Entries from a dataset
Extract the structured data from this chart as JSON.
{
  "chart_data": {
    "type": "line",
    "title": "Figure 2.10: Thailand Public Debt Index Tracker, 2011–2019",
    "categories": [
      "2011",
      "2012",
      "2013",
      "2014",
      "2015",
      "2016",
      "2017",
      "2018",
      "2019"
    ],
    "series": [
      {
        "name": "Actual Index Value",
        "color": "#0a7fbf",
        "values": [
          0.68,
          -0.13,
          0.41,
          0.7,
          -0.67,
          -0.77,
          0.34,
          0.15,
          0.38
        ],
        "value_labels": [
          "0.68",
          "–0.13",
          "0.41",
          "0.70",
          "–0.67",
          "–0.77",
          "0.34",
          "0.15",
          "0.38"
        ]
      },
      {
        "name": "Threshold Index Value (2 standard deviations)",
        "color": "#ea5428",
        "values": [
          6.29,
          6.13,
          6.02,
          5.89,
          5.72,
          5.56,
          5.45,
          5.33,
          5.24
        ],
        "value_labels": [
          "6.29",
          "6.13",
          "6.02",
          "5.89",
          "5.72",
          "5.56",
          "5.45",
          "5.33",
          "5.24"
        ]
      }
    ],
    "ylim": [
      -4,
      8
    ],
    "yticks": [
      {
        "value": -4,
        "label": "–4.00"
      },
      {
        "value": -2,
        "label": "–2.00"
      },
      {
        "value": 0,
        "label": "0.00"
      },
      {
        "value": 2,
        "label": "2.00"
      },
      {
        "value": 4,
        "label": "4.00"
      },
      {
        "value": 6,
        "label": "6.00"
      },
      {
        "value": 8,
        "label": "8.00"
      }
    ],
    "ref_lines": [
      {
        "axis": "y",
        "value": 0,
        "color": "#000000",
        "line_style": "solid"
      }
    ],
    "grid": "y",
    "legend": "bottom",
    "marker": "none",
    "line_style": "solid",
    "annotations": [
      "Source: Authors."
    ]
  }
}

#### SHORT EXERCISE
Copy all of the data exactly.

#### EXERCISE ANSWER
Extract the structured data from this chart as JSON.
{
  "chart_data": {
    "type": "line",
    "title": "Figure 2.10: Thailand Public Debt Index Tracker, 2011–2019",
    "categories": [
      "2011",
      "2012",
      "2013",
      "2014",
      "2015",
      "2016",
      "2017",
      "2018",
      "2019"
    ],
    "series": [
      {
        "name": "Actual Index Value",
        "color": "#0a7fbf",
        "values": [
          0.68,
          -0.13,
          0.41,
          0.7,
          -0.67,
          -0.77,
          0.34,
          0.15,
          0.38
        ],
        "value_labels": [
          "0.68",
          "–0.13",
          "0.41",
          "0.70",
          "–0.67",
          "–0.77",
          "0.34",
          "0.15",
          "0.38"
        ]
      },
      {
        "name": "Threshold Index Value (2 standard deviations)",
        "color": "#ea5428",
        "values": [
          6.29,
          6.13,
          6.02,
          5.89,
          5.72,
          5.56,
          5.45,
          5.33,
          5.24
        ],
        "value_labels": [
          "6.29",
          "6.13",
          "6.02",
          "5.89",
          "5.72",
          "5.56",
          "5.45",
          "5.33",
          "5.24"
        ]
      }
    ],
    "ylim": [
      -4,
      8
    ],
    "yticks": [
      {
        "value": -4,
        "label": "–4.00"
      },
      {
        "value": -2,
        "label": "–2.00"
      },
      {
        "value": 0,
        "label": "0.00"
      },
      {
        "value": 2,
        "label": "2.00"
      },
      {
        "value": 4,
        "label": "4.00"
      },
      {
        "value": 6,
        "label": "6.00"
      },
      {
        "value": 8,
        "label": "8.00"
      }
    ],
    "ref_lines": [
      {
        "axis": "y",
        "value": 0,
        "color": "#000000",
        "line_style": "solid"
      }
    ],
    "grid": "y",
    "legend": "bottom",
    "marker": "none",
    "line_style": "solid",
    "annotations": [
      "Source: Authors."
    ]
  }
}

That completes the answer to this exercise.